== Aim of the exercise ==
List all lines in the material below that contain "KAUPPAKESKUSTEN".

__________

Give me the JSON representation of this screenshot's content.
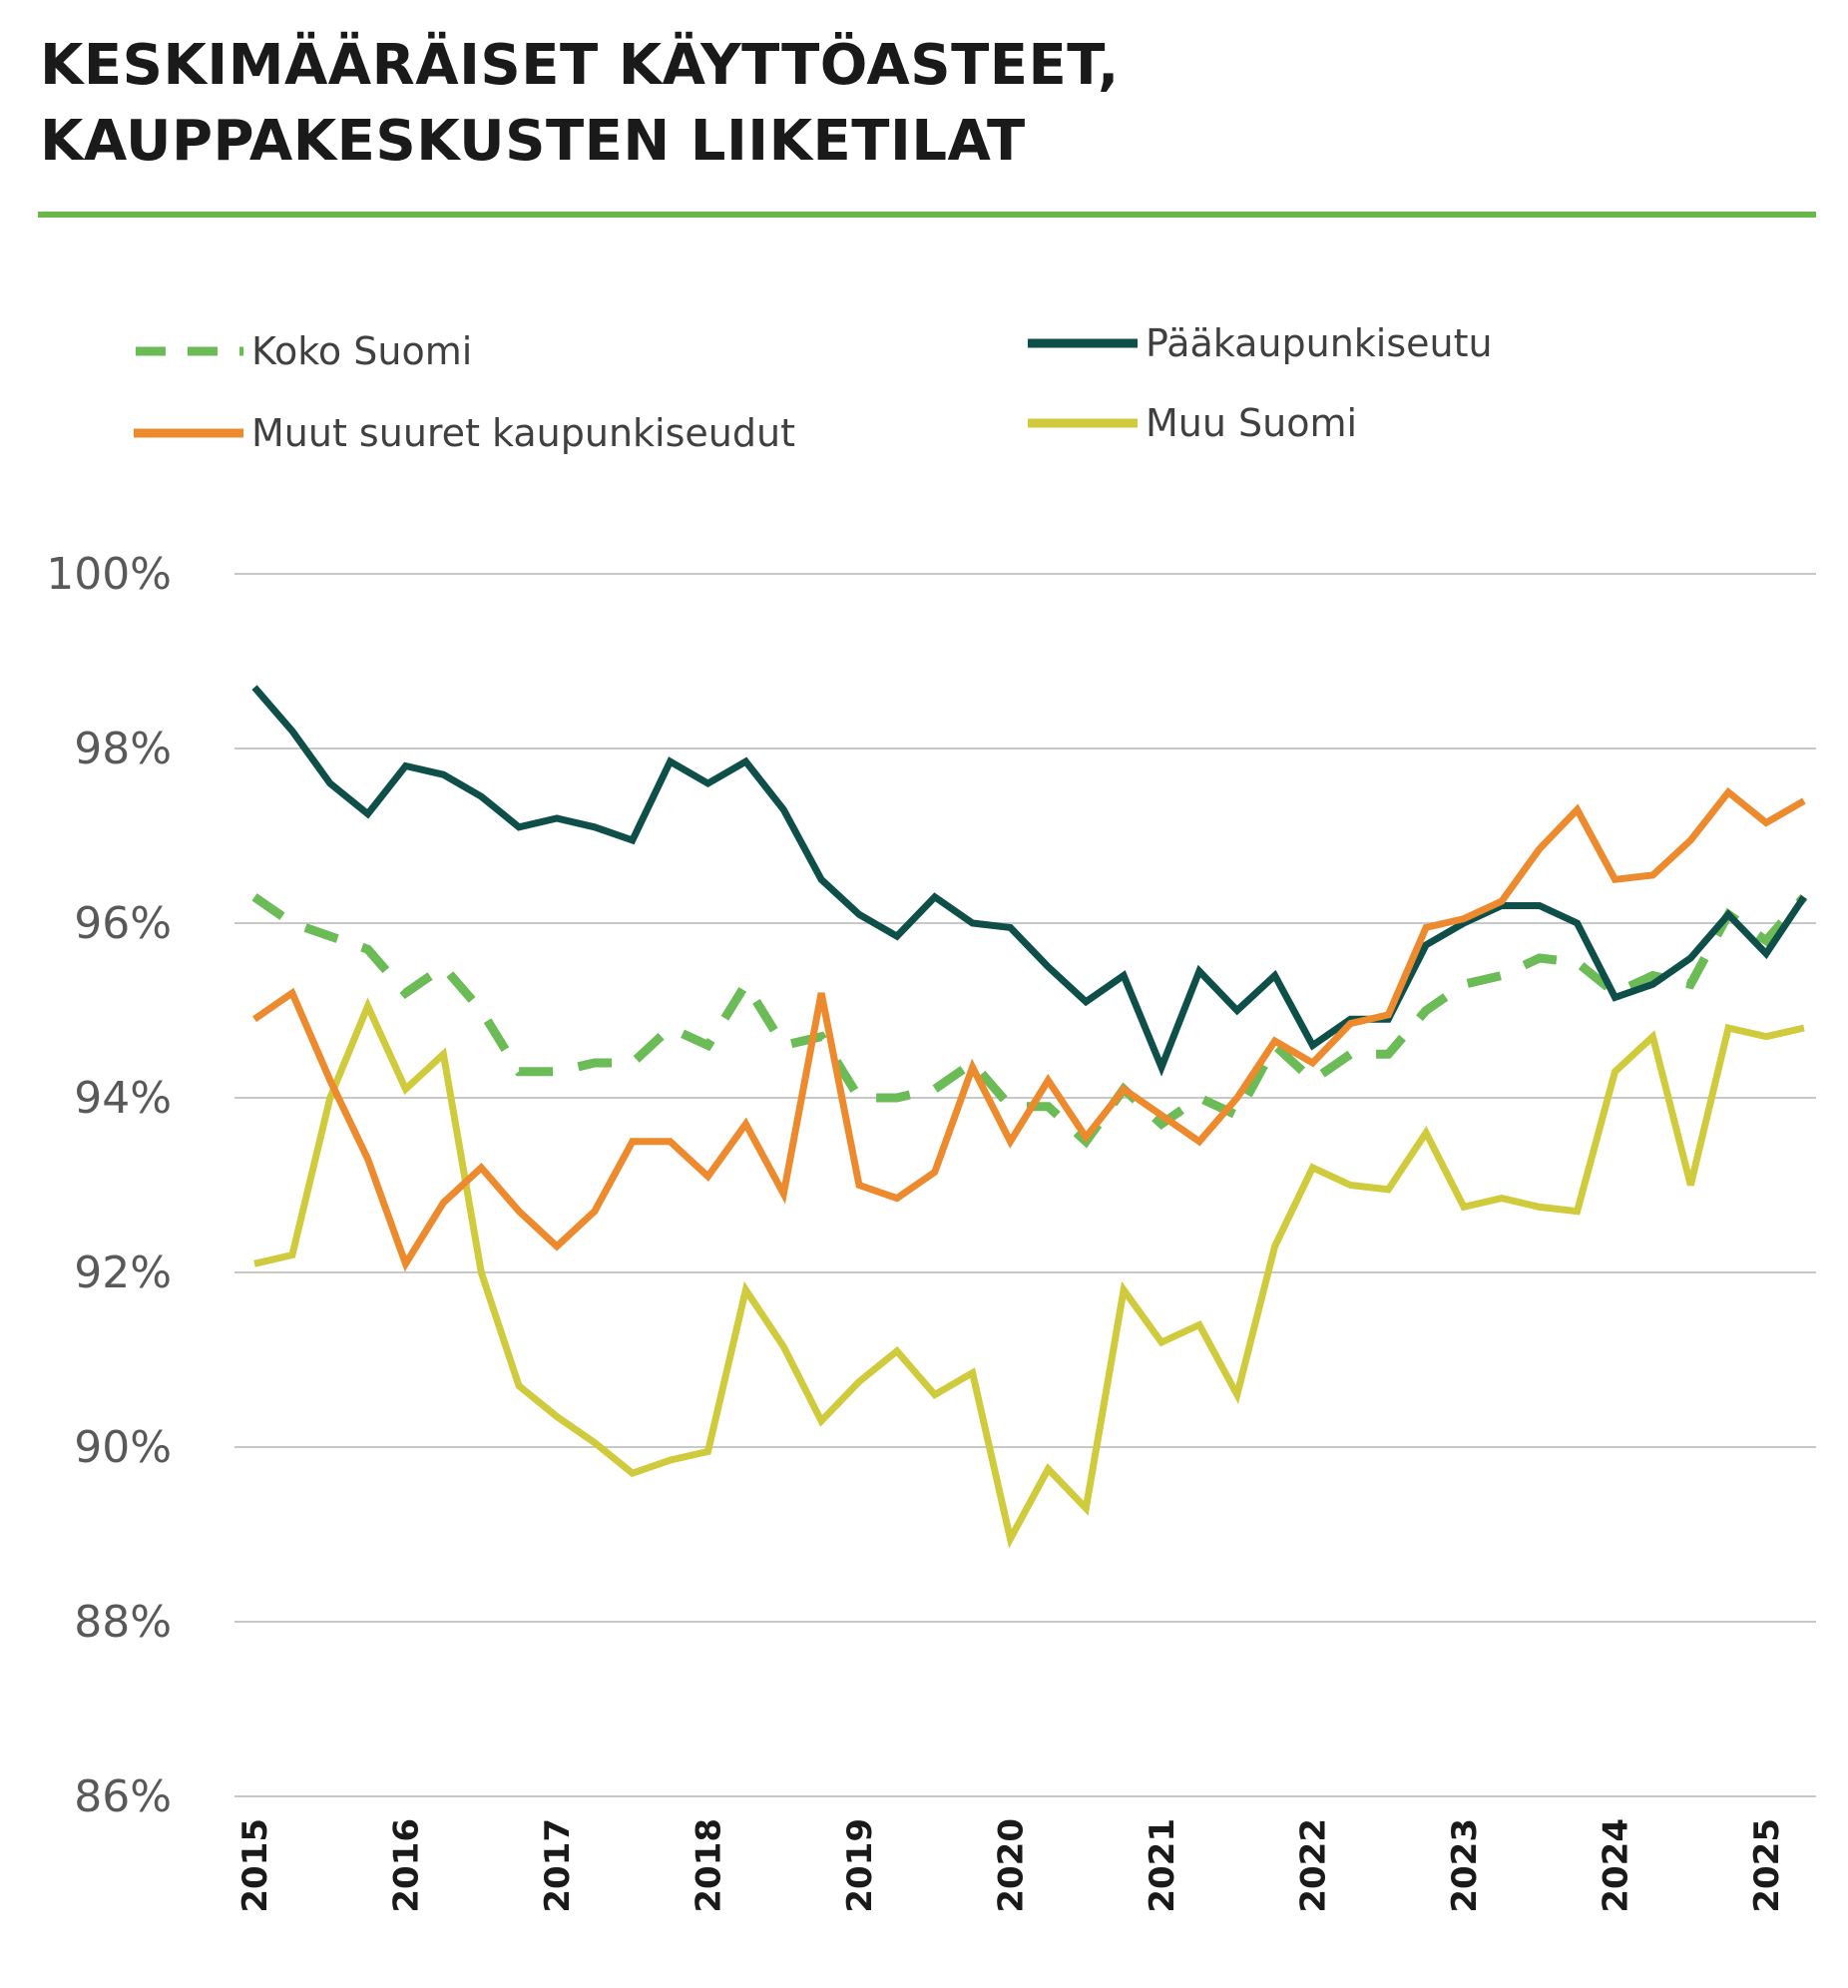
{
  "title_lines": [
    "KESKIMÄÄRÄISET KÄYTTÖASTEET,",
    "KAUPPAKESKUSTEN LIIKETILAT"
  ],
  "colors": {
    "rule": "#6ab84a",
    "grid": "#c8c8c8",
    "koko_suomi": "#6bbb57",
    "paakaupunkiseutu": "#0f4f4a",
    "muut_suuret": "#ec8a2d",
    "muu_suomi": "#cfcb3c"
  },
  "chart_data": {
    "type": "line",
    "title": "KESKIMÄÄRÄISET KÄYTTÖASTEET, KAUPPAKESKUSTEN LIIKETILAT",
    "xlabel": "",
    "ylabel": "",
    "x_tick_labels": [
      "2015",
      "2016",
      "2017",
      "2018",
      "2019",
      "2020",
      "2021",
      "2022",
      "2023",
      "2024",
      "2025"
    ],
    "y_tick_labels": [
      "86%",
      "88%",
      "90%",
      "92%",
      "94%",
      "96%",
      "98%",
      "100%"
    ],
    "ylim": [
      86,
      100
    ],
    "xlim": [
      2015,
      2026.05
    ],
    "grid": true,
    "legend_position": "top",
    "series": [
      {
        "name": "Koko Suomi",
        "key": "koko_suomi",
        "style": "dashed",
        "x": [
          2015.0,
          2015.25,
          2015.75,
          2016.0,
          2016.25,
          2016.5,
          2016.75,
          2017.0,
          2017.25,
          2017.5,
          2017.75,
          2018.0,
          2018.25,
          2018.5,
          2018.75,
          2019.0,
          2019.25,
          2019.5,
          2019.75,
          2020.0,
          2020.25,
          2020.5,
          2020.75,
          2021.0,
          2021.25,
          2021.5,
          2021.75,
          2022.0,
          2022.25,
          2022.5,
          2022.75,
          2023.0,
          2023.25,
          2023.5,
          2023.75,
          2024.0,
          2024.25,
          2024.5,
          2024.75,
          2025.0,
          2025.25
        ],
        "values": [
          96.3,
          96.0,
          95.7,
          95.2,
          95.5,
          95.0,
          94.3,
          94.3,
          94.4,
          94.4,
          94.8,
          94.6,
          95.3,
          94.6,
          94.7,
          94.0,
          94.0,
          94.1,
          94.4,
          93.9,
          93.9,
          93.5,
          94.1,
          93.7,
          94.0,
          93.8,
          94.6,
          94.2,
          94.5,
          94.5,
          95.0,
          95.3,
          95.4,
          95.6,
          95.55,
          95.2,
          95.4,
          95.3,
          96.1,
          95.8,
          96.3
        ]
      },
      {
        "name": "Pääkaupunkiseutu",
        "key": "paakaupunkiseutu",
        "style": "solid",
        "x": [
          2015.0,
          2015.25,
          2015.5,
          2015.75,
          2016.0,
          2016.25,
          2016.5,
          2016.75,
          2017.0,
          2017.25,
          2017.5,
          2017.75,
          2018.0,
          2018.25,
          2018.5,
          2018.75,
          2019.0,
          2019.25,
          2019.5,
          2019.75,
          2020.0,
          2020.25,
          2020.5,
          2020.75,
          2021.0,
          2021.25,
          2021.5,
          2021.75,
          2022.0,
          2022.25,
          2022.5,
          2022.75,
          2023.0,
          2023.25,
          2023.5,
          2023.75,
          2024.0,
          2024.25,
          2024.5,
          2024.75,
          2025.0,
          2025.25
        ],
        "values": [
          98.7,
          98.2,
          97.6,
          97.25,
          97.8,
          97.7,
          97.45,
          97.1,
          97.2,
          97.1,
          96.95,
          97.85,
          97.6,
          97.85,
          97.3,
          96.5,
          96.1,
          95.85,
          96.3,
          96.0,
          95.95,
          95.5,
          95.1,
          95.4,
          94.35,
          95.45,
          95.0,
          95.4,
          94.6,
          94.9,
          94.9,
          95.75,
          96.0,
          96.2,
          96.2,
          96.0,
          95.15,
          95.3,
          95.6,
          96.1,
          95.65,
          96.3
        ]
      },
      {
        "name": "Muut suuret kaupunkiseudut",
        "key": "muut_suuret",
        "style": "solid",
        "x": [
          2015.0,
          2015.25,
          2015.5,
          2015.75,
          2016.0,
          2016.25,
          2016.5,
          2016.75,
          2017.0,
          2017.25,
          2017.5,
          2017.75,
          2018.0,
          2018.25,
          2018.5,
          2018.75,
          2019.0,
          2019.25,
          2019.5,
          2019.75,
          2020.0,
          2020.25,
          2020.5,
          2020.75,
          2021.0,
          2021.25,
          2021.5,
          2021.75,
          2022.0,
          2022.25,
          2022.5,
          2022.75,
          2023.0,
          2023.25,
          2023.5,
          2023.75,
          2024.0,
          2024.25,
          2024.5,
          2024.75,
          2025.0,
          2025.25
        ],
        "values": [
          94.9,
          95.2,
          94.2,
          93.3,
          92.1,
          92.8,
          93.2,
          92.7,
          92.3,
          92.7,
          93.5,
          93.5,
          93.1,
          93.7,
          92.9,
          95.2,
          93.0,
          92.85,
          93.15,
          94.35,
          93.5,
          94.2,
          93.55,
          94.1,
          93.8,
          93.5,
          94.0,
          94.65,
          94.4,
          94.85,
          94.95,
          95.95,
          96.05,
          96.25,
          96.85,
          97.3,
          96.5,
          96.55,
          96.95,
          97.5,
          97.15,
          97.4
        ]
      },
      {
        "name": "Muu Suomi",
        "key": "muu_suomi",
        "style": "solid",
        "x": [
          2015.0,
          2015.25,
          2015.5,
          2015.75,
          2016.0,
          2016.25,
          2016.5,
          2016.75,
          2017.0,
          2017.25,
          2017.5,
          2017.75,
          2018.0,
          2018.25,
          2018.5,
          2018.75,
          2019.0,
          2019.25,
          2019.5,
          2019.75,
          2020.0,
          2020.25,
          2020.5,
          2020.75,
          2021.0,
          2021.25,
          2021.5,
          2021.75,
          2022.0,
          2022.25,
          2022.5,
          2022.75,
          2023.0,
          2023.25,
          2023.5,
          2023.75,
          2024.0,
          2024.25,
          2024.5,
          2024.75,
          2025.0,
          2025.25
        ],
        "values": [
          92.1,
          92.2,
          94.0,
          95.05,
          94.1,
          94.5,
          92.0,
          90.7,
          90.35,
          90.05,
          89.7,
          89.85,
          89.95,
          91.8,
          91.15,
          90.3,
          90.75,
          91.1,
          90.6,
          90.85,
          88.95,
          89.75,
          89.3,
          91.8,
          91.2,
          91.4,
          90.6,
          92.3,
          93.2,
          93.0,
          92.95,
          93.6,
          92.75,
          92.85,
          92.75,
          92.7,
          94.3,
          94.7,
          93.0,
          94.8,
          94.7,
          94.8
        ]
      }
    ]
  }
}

__________

== Answer to the task ==
    "KAUPPAKESKUSTEN LIIKETILAT"
    "title": "KESKIMÄÄRÄISET KÄYTTÖASTEET, KAUPPAKESKUSTEN LIIKETILAT",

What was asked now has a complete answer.